### [Given problem]
Extract all lines in the data that contain the word "JSON".

########

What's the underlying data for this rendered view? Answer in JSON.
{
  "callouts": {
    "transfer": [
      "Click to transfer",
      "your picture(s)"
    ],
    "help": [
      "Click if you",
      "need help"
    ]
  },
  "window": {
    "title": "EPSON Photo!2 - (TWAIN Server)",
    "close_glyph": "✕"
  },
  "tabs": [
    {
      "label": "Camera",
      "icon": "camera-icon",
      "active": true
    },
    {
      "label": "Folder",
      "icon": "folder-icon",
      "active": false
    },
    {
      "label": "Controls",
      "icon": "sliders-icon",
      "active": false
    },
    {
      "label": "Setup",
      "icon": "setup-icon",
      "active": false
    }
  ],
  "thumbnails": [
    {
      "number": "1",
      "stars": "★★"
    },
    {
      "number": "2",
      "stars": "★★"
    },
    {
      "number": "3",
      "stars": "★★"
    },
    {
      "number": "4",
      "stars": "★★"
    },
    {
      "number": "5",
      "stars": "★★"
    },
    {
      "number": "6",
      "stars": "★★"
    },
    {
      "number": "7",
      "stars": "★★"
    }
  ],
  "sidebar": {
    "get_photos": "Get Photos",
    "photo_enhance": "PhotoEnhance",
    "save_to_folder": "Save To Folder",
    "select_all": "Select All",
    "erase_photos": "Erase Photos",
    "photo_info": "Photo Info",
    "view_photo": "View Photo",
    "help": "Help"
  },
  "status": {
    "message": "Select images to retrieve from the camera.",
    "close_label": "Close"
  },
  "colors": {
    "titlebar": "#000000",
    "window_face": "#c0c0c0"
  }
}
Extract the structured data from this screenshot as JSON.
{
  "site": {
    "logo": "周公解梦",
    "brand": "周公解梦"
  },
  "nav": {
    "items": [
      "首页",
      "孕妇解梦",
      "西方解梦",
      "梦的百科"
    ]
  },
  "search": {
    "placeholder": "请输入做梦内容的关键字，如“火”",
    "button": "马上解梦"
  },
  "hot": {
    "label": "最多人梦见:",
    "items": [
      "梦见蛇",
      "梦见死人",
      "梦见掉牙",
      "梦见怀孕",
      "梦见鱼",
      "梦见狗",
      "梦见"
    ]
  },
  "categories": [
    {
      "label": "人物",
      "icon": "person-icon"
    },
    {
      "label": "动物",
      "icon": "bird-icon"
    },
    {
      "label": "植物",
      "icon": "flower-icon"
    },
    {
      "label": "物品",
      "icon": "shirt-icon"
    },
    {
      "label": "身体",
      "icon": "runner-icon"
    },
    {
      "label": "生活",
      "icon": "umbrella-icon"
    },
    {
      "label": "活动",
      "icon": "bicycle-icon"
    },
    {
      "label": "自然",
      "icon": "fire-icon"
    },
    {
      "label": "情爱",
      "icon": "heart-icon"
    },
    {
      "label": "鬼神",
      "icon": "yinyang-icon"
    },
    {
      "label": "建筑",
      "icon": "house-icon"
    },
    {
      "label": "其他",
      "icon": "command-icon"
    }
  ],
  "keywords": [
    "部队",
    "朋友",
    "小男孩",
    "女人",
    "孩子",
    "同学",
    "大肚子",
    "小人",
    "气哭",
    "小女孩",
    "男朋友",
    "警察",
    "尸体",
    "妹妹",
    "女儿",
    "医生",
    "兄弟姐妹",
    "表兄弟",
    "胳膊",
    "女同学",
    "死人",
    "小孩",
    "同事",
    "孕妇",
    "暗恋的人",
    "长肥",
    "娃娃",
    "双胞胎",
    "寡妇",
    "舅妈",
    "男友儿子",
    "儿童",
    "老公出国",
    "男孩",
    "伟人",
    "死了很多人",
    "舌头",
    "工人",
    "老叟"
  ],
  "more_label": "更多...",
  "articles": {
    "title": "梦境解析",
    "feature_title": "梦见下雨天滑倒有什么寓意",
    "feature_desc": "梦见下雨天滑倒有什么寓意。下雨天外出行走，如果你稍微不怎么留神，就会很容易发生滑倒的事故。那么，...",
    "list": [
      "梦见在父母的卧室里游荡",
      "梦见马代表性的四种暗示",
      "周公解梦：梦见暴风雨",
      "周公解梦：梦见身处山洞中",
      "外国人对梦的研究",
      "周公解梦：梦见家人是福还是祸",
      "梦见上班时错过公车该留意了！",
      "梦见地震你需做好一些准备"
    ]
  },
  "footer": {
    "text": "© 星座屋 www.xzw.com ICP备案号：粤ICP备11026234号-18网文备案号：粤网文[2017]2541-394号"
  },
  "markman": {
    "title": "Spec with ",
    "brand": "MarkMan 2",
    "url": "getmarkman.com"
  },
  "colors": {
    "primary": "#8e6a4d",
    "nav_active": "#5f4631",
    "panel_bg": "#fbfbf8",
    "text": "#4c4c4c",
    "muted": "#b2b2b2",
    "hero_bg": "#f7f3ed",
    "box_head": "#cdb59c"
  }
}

########

### [Exercise output]
What's the underlying data for this rendered view? Answer in JSON.
Extract the structured data from this screenshot as JSON.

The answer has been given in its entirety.